* **Exercise**: Your task is to print every entry below exactly as given.

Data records
==========

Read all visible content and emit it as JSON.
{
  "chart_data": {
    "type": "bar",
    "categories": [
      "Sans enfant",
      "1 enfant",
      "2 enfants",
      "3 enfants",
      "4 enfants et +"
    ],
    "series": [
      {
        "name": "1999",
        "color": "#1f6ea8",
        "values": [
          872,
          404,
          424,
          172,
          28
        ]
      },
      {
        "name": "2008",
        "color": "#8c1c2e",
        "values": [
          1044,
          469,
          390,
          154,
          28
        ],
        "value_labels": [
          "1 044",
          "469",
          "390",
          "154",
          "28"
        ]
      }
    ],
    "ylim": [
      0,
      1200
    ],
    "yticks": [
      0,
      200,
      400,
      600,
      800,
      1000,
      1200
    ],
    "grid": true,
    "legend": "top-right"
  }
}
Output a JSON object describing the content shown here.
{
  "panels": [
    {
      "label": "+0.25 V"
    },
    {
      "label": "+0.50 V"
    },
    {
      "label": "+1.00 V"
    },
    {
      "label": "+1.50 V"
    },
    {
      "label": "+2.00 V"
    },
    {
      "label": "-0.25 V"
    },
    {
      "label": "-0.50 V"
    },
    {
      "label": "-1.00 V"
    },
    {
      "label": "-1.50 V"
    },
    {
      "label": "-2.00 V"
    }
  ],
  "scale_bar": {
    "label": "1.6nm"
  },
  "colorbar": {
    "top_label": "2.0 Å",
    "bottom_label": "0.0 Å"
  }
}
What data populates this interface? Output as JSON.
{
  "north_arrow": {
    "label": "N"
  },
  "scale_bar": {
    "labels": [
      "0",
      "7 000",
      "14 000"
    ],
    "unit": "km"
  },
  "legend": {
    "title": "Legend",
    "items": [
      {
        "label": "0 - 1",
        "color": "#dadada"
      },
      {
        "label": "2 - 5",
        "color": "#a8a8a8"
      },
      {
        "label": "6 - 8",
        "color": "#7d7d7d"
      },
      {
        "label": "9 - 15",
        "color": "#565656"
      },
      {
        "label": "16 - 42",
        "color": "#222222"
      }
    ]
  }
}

==========

* **The reply**:
Read all visible content and emit it as JSON.
{
  "chart_data": {
    "type": "bar",
    "categories": [
      "Sans enfant",
      "1 enfant",
      "2 enfants",
      "3 enfants",
      "4 enfants et +"
    ],
    "series": [
      {
        "name": "1999",
        "color": "#1f6ea8",
        "values": [
          872,
          404,
          424,
          172,
          28
        ]
      },
      {
        "name": "2008",
        "color": "#8c1c2e",
        "values": [
          1044,
          469,
          390,
          154,
          28
        ],
        "value_labels": [
          "1 044",
          "469",
          "390",
          "154",
          "28"
        ]
      }
    ],
    "ylim": [
      0,
      1200
    ],
    "yticks": [
      0,
      200,
      400,
      600,
      800,
      1000,
      1200
    ],
    "grid": true,
    "legend": "top-right"
  }
}
Output a JSON object describing the content shown here.
{
  "panels": [
    {
      "label": "+0.25 V"
    },
    {
      "label": "+0.50 V"
    },
    {
      "label": "+1.00 V"
    },
    {
      "label": "+1.50 V"
    },
    {
      "label": "+2.00 V"
    },
    {
      "label": "-0.25 V"
    },
    {
      "label": "-0.50 V"
    },
    {
      "label": "-1.00 V"
    },
    {
      "label": "-1.50 V"
    },
    {
      "label": "-2.00 V"
    }
  ],
  "scale_bar": {
    "label": "1.6nm"
  },
  "colorbar": {
    "top_label": "2.0 Å",
    "bottom_label": "0.0 Å"
  }
}
What data populates this interface? Output as JSON.
{
  "north_arrow": {
    "label": "N"
  },
  "scale_bar": {
    "labels": [
      "0",
      "7 000",
      "14 000"
    ],
    "unit": "km"
  },
  "legend": {
    "title": "Legend",
    "items": [
      {
        "label": "0 - 1",
        "color": "#dadada"
      },
      {
        "label": "2 - 5",
        "color": "#a8a8a8"
      },
      {
        "label": "6 - 8",
        "color": "#7d7d7d"
      },
      {
        "label": "9 - 15",
        "color": "#565656"
      },
      {
        "label": "16 - 42",
        "color": "#222222"
      }
    ]
  }
}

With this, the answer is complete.